* **Stated goal**
Exclude the pictures; give every entry again exactly as written.
■ ■ ■ ■
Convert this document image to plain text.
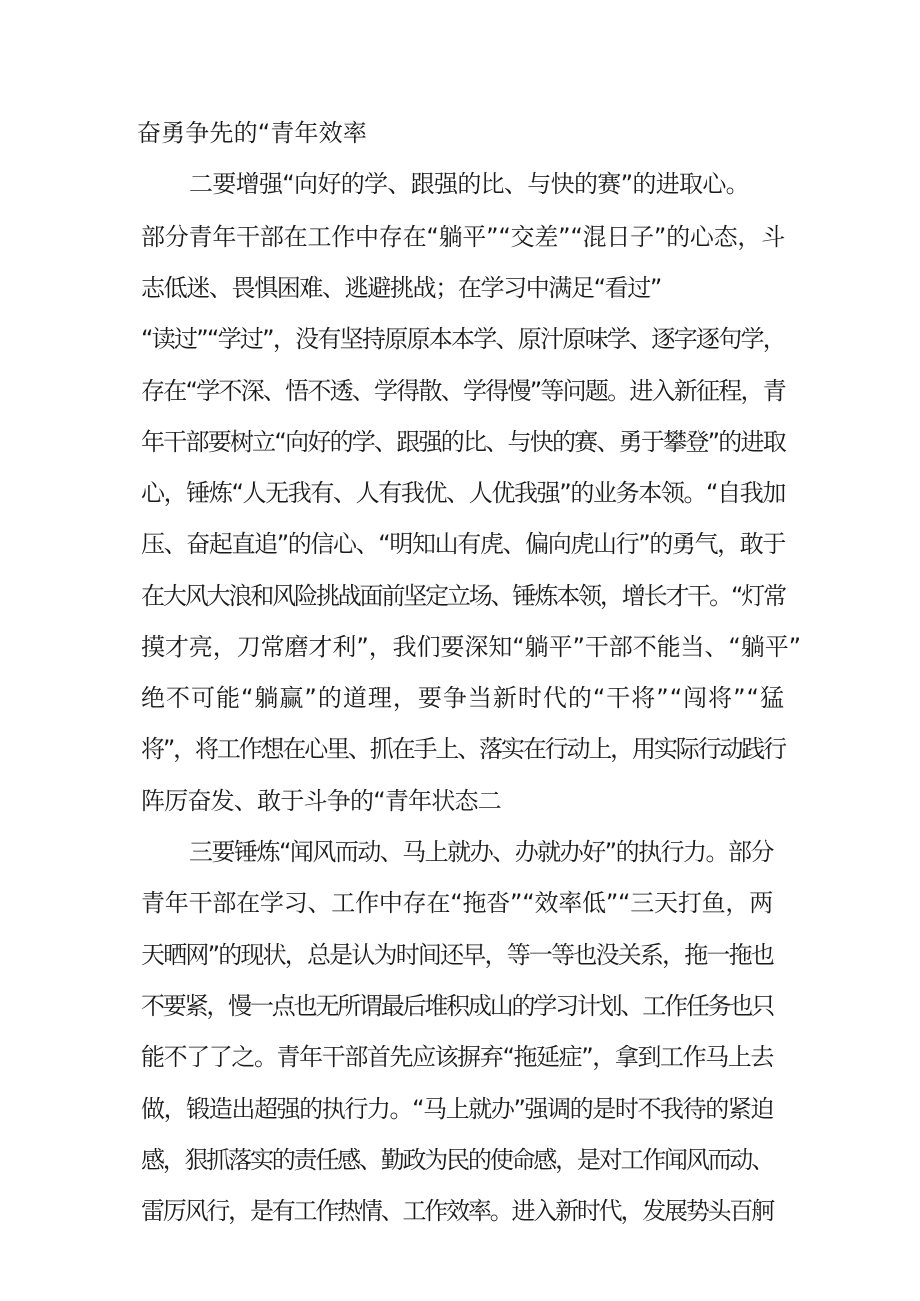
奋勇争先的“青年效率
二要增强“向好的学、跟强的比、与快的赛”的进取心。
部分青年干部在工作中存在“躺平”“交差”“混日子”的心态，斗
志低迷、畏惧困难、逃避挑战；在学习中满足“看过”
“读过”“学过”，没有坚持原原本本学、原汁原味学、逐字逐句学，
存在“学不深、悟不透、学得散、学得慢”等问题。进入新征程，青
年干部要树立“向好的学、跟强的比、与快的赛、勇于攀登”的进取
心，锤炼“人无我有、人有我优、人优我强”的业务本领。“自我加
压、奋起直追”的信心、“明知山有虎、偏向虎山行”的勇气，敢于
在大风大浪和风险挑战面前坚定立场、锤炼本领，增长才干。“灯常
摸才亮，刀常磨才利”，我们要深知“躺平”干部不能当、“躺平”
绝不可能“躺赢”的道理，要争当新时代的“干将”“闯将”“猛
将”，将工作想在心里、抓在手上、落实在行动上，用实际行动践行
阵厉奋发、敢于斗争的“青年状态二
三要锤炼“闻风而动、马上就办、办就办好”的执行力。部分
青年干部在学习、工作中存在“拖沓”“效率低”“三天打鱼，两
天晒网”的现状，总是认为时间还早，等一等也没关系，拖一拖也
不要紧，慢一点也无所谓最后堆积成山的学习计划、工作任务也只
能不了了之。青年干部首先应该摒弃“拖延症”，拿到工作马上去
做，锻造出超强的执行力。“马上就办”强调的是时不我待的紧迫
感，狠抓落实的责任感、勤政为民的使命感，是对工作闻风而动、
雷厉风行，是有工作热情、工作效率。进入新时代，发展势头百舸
■ ■ ■ ■
* **Finished exercise**
Convert this document image to plain text.
奋勇争先的“青年效率
二要增强“向好的学、跟强的比、与快的赛”的进取心。
部分青年干部在工作中存在“躺平”“交差”“混日子”的心态，斗
志低迷、畏惧困难、逃避挑战；在学习中满足“看过”
“读过”“学过”，没有坚持原原本本学、原汁原味学、逐字逐句学，
存在“学不深、悟不透、学得散、学得慢”等问题。进入新征程，青
年干部要树立“向好的学、跟强的比、与快的赛、勇于攀登”的进取
心，锤炼“人无我有、人有我优、人优我强”的业务本领。“自我加
压、奋起直追”的信心、“明知山有虎、偏向虎山行”的勇气，敢于
在大风大浪和风险挑战面前坚定立场、锤炼本领，增长才干。“灯常
摸才亮，刀常磨才利”，我们要深知“躺平”干部不能当、“躺平”
绝不可能“躺赢”的道理，要争当新时代的“干将”“闯将”“猛
将”，将工作想在心里、抓在手上、落实在行动上，用实际行动践行
阵厉奋发、敢于斗争的“青年状态二
三要锤炼“闻风而动、马上就办、办就办好”的执行力。部分
青年干部在学习、工作中存在“拖沓”“效率低”“三天打鱼，两
天晒网”的现状，总是认为时间还早，等一等也没关系，拖一拖也
不要紧，慢一点也无所谓最后堆积成山的学习计划、工作任务也只
能不了了之。青年干部首先应该摒弃“拖延症”，拿到工作马上去
做，锻造出超强的执行力。“马上就办”强调的是时不我待的紧迫
感，狠抓落实的责任感、勤政为民的使命感，是对工作闻风而动、
雷厉风行，是有工作热情、工作效率。进入新时代，发展势头百舸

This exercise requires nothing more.